(Saved entries)
##############################

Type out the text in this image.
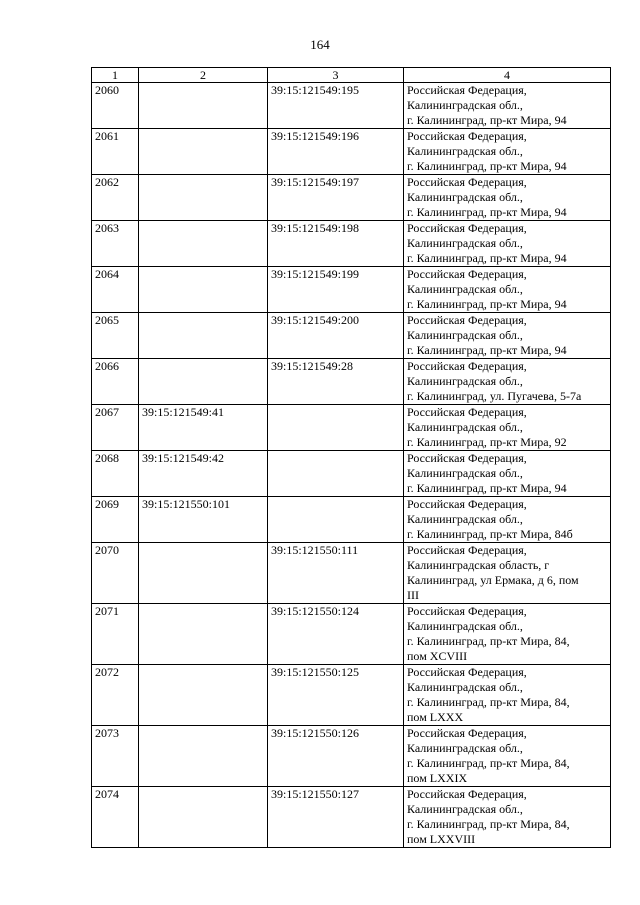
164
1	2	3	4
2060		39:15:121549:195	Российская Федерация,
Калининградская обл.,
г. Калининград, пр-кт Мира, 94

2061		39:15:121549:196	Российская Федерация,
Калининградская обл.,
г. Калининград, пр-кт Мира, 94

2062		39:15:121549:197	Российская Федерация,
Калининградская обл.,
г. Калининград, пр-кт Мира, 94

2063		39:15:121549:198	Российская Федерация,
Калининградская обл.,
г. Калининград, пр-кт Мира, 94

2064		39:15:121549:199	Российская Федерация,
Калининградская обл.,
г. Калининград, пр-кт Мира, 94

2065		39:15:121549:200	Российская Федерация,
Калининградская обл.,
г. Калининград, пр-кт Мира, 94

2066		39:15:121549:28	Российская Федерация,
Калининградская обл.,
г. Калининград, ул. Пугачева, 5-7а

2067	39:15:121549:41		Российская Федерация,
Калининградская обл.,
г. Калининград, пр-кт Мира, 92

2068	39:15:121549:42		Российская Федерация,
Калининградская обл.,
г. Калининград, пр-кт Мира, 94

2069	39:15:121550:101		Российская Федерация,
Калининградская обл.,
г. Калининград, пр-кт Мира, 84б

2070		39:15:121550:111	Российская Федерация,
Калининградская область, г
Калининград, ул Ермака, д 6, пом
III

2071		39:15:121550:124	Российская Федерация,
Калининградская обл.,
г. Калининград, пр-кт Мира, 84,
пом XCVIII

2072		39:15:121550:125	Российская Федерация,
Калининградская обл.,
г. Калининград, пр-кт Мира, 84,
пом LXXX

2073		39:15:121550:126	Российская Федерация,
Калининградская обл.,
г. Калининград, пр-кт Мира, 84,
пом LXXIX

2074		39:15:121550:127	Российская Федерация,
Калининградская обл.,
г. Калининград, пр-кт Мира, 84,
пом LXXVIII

##############################

# [Aim of the exercise]
Reproduce the listing above exactly, excluding all pictures.

# [Solution to the exercise]
Type out the text in this image.
164
1	2	3	4
2060		39:15:121549:195	Российская Федерация,
Калининградская обл.,
г. Калининград, пр-кт Мира, 94

2061		39:15:121549:196	Российская Федерация,
Калининградская обл.,
г. Калининград, пр-кт Мира, 94

2062		39:15:121549:197	Российская Федерация,
Калининградская обл.,
г. Калининград, пр-кт Мира, 94

2063		39:15:121549:198	Российская Федерация,
Калининградская обл.,
г. Калининград, пр-кт Мира, 94

2064		39:15:121549:199	Российская Федерация,
Калининградская обл.,
г. Калининград, пр-кт Мира, 94

2065		39:15:121549:200	Российская Федерация,
Калининградская обл.,
г. Калининград, пр-кт Мира, 94

2066		39:15:121549:28	Российская Федерация,
Калининградская обл.,
г. Калининград, ул. Пугачева, 5-7а

2067	39:15:121549:41		Российская Федерация,
Калининградская обл.,
г. Калининград, пр-кт Мира, 92

2068	39:15:121549:42		Российская Федерация,
Калининградская обл.,
г. Калининград, пр-кт Мира, 94

2069	39:15:121550:101		Российская Федерация,
Калининградская обл.,
г. Калининград, пр-кт Мира, 84б

2070		39:15:121550:111	Российская Федерация,
Калининградская область, г
Калининград, ул Ермака, д 6, пом
III

2071		39:15:121550:124	Российская Федерация,
Калининградская обл.,
г. Калининград, пр-кт Мира, 84,
пом XCVIII

2072		39:15:121550:125	Российская Федерация,
Калининградская обл.,
г. Калининград, пр-кт Мира, 84,
пом LXXX

2073		39:15:121550:126	Российская Федерация,
Калининградская обл.,
г. Калининград, пр-кт Мира, 84,
пом LXXIX

2074		39:15:121550:127	Российская Федерация,
Калининградская обл.,
г. Калининград, пр-кт Мира, 84,
пом LXXVIII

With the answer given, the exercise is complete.